Problem to work on | Work through the data line by line, gathering every line that has the word "will".

(Records from a data collection)
++++++

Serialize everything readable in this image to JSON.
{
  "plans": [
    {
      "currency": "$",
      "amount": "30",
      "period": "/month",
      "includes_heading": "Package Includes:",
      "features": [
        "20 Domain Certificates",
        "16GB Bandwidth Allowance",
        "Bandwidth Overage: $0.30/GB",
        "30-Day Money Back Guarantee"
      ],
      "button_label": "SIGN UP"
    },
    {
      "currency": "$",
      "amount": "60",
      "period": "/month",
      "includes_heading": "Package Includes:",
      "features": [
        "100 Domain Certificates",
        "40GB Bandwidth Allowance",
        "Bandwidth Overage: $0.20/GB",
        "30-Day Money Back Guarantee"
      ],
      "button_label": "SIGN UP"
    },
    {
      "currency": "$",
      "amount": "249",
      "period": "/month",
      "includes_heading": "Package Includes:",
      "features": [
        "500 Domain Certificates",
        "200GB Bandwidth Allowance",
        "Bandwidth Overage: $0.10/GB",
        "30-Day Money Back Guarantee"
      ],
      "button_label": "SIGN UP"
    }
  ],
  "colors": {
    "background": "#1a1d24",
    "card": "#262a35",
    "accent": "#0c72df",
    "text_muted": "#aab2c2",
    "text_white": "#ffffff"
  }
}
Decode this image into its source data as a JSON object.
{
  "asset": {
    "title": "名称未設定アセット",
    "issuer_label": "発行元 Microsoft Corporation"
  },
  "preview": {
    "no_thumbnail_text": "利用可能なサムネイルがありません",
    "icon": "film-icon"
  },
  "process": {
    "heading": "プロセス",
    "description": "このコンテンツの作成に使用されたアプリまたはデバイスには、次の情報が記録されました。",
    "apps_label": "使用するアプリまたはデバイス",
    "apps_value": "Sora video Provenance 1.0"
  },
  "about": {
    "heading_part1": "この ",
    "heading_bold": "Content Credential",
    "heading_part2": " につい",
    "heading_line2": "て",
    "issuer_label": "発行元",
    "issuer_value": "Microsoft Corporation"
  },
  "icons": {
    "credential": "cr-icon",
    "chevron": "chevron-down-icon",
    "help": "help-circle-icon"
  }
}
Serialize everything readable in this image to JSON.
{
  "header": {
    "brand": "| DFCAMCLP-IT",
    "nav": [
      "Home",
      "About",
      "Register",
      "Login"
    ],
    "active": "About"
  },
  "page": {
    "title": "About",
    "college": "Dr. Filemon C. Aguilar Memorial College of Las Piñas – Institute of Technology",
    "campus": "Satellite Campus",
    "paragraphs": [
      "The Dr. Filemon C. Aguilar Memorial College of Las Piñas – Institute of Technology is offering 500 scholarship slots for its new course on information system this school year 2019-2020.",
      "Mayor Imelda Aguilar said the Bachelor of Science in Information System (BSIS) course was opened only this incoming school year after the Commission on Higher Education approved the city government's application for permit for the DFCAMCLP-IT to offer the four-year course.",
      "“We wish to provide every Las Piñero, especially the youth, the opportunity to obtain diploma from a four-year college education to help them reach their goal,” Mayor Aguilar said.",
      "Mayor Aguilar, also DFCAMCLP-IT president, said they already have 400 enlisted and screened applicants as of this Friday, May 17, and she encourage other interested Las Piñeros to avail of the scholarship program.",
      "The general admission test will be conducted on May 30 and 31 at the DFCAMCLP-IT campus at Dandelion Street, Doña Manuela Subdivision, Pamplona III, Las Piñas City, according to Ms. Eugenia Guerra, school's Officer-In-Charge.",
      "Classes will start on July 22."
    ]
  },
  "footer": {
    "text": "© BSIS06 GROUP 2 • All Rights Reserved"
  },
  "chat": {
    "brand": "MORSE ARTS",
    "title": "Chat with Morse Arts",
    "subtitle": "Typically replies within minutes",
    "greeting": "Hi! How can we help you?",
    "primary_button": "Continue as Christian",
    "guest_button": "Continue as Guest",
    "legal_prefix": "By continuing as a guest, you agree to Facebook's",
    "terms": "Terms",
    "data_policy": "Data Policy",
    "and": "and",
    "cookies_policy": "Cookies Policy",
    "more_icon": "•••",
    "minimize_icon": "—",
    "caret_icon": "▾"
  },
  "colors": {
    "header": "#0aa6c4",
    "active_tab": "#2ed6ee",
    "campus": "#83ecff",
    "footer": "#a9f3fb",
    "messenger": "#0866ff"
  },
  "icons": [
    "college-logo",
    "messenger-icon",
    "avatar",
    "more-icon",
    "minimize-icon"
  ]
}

++++++

Task answer |
      "The general admission test will be conducted on May 30 and 31 at the DFCAMCLP-IT campus at Dandelion Street, Doña Manuela Subdivision, Pamplona III, Las Piñas City, according to Ms. Eugenia Guerra, school's Officer-In-Charge.",
      "Classes will start on July 22."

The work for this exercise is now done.